Goal: Retype each entry below, keeping every character the same.

Dataset records:
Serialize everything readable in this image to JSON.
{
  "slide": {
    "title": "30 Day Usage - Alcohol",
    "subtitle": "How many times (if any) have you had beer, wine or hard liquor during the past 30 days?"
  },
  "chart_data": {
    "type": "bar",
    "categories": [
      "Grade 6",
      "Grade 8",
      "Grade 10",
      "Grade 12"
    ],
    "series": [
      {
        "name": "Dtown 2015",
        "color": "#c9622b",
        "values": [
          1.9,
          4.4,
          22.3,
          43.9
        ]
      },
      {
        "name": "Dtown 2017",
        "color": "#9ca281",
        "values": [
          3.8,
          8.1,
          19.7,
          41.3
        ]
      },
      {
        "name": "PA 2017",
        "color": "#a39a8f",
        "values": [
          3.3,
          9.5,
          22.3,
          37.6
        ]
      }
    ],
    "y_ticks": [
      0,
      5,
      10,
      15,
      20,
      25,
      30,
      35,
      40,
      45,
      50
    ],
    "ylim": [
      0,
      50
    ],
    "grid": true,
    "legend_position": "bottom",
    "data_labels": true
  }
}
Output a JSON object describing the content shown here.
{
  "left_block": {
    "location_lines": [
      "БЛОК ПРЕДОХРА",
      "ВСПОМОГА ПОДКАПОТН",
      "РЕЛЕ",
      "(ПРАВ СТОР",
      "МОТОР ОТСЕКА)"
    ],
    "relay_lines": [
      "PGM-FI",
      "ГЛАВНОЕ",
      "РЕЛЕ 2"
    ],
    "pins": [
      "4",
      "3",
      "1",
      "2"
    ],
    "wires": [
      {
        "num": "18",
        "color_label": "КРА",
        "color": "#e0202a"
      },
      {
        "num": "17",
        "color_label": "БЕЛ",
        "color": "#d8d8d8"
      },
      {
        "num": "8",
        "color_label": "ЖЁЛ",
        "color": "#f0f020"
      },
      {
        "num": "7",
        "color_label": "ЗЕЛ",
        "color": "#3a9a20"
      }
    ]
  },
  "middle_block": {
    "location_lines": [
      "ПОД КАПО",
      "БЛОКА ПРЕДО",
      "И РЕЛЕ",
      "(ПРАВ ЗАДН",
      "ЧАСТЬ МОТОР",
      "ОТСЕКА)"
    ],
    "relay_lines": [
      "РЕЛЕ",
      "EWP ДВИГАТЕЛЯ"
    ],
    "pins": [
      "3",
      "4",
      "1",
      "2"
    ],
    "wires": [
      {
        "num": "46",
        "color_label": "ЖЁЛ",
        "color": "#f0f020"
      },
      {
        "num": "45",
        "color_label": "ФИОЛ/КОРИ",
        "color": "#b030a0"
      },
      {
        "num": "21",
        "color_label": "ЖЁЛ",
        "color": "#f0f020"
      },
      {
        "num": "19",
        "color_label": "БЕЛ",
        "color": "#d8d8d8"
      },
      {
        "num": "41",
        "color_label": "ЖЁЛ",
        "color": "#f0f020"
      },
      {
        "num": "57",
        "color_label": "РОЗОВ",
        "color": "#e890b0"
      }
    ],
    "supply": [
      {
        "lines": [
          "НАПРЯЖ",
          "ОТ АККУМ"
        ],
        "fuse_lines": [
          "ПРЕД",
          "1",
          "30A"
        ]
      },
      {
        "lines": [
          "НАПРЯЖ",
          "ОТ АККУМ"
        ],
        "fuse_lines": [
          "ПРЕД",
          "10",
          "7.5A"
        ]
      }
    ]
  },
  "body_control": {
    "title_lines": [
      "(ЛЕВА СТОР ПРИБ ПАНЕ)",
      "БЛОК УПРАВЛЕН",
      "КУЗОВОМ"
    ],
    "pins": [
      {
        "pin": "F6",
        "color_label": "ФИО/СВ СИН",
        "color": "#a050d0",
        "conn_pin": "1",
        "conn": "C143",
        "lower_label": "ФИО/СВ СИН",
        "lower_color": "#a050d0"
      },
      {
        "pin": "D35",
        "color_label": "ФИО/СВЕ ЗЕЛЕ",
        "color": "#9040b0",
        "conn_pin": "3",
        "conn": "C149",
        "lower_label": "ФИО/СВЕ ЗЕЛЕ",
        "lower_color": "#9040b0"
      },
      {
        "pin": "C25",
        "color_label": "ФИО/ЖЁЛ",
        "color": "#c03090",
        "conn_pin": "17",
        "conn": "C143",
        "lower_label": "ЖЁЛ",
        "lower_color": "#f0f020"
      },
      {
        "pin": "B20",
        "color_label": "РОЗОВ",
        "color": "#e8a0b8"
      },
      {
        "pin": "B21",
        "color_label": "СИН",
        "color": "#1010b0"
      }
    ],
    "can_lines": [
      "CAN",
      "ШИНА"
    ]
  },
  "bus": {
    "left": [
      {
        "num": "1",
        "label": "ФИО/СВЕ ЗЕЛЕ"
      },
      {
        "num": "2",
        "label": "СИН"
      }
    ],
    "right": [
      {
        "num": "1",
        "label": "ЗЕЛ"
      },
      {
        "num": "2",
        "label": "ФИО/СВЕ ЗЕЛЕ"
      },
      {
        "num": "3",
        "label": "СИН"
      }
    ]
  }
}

Solution to this task:
Serialize everything readable in this image to JSON.
{
  "slide": {
    "title": "30 Day Usage - Alcohol",
    "subtitle": "How many times (if any) have you had beer, wine or hard liquor during the past 30 days?"
  },
  "chart_data": {
    "type": "bar",
    "categories": [
      "Grade 6",
      "Grade 8",
      "Grade 10",
      "Grade 12"
    ],
    "series": [
      {
        "name": "Dtown 2015",
        "color": "#c9622b",
        "values": [
          1.9,
          4.4,
          22.3,
          43.9
        ]
      },
      {
        "name": "Dtown 2017",
        "color": "#9ca281",
        "values": [
          3.8,
          8.1,
          19.7,
          41.3
        ]
      },
      {
        "name": "PA 2017",
        "color": "#a39a8f",
        "values": [
          3.3,
          9.5,
          22.3,
          37.6
        ]
      }
    ],
    "y_ticks": [
      0,
      5,
      10,
      15,
      20,
      25,
      30,
      35,
      40,
      45,
      50
    ],
    "ylim": [
      0,
      50
    ],
    "grid": true,
    "legend_position": "bottom",
    "data_labels": true
  }
}
Output a JSON object describing the content shown here.
{
  "left_block": {
    "location_lines": [
      "БЛОК ПРЕДОХРА",
      "ВСПОМОГА ПОДКАПОТН",
      "РЕЛЕ",
      "(ПРАВ СТОР",
      "МОТОР ОТСЕКА)"
    ],
    "relay_lines": [
      "PGM-FI",
      "ГЛАВНОЕ",
      "РЕЛЕ 2"
    ],
    "pins": [
      "4",
      "3",
      "1",
      "2"
    ],
    "wires": [
      {
        "num": "18",
        "color_label": "КРА",
        "color": "#e0202a"
      },
      {
        "num": "17",
        "color_label": "БЕЛ",
        "color": "#d8d8d8"
      },
      {
        "num": "8",
        "color_label": "ЖЁЛ",
        "color": "#f0f020"
      },
      {
        "num": "7",
        "color_label": "ЗЕЛ",
        "color": "#3a9a20"
      }
    ]
  },
  "middle_block": {
    "location_lines": [
      "ПОД КАПО",
      "БЛОКА ПРЕДО",
      "И РЕЛЕ",
      "(ПРАВ ЗАДН",
      "ЧАСТЬ МОТОР",
      "ОТСЕКА)"
    ],
    "relay_lines": [
      "РЕЛЕ",
      "EWP ДВИГАТЕЛЯ"
    ],
    "pins": [
      "3",
      "4",
      "1",
      "2"
    ],
    "wires": [
      {
        "num": "46",
        "color_label": "ЖЁЛ",
        "color": "#f0f020"
      },
      {
        "num": "45",
        "color_label": "ФИОЛ/КОРИ",
        "color": "#b030a0"
      },
      {
        "num": "21",
        "color_label": "ЖЁЛ",
        "color": "#f0f020"
      },
      {
        "num": "19",
        "color_label": "БЕЛ",
        "color": "#d8d8d8"
      },
      {
        "num": "41",
        "color_label": "ЖЁЛ",
        "color": "#f0f020"
      },
      {
        "num": "57",
        "color_label": "РОЗОВ",
        "color": "#e890b0"
      }
    ],
    "supply": [
      {
        "lines": [
          "НАПРЯЖ",
          "ОТ АККУМ"
        ],
        "fuse_lines": [
          "ПРЕД",
          "1",
          "30A"
        ]
      },
      {
        "lines": [
          "НАПРЯЖ",
          "ОТ АККУМ"
        ],
        "fuse_lines": [
          "ПРЕД",
          "10",
          "7.5A"
        ]
      }
    ]
  },
  "body_control": {
    "title_lines": [
      "(ЛЕВА СТОР ПРИБ ПАНЕ)",
      "БЛОК УПРАВЛЕН",
      "КУЗОВОМ"
    ],
    "pins": [
      {
        "pin": "F6",
        "color_label": "ФИО/СВ СИН",
        "color": "#a050d0",
        "conn_pin": "1",
        "conn": "C143",
        "lower_label": "ФИО/СВ СИН",
        "lower_color": "#a050d0"
      },
      {
        "pin": "D35",
        "color_label": "ФИО/СВЕ ЗЕЛЕ",
        "color": "#9040b0",
        "conn_pin": "3",
        "conn": "C149",
        "lower_label": "ФИО/СВЕ ЗЕЛЕ",
        "lower_color": "#9040b0"
      },
      {
        "pin": "C25",
        "color_label": "ФИО/ЖЁЛ",
        "color": "#c03090",
        "conn_pin": "17",
        "conn": "C143",
        "lower_label": "ЖЁЛ",
        "lower_color": "#f0f020"
      },
      {
        "pin": "B20",
        "color_label": "РОЗОВ",
        "color": "#e8a0b8"
      },
      {
        "pin": "B21",
        "color_label": "СИН",
        "color": "#1010b0"
      }
    ],
    "can_lines": [
      "CAN",
      "ШИНА"
    ]
  },
  "bus": {
    "left": [
      {
        "num": "1",
        "label": "ФИО/СВЕ ЗЕЛЕ"
      },
      {
        "num": "2",
        "label": "СИН"
      }
    ],
    "right": [
      {
        "num": "1",
        "label": "ЗЕЛ"
      },
      {
        "num": "2",
        "label": "ФИО/СВЕ ЗЕЛЕ"
      },
      {
        "num": "3",
        "label": "СИН"
      }
    ]
  }
}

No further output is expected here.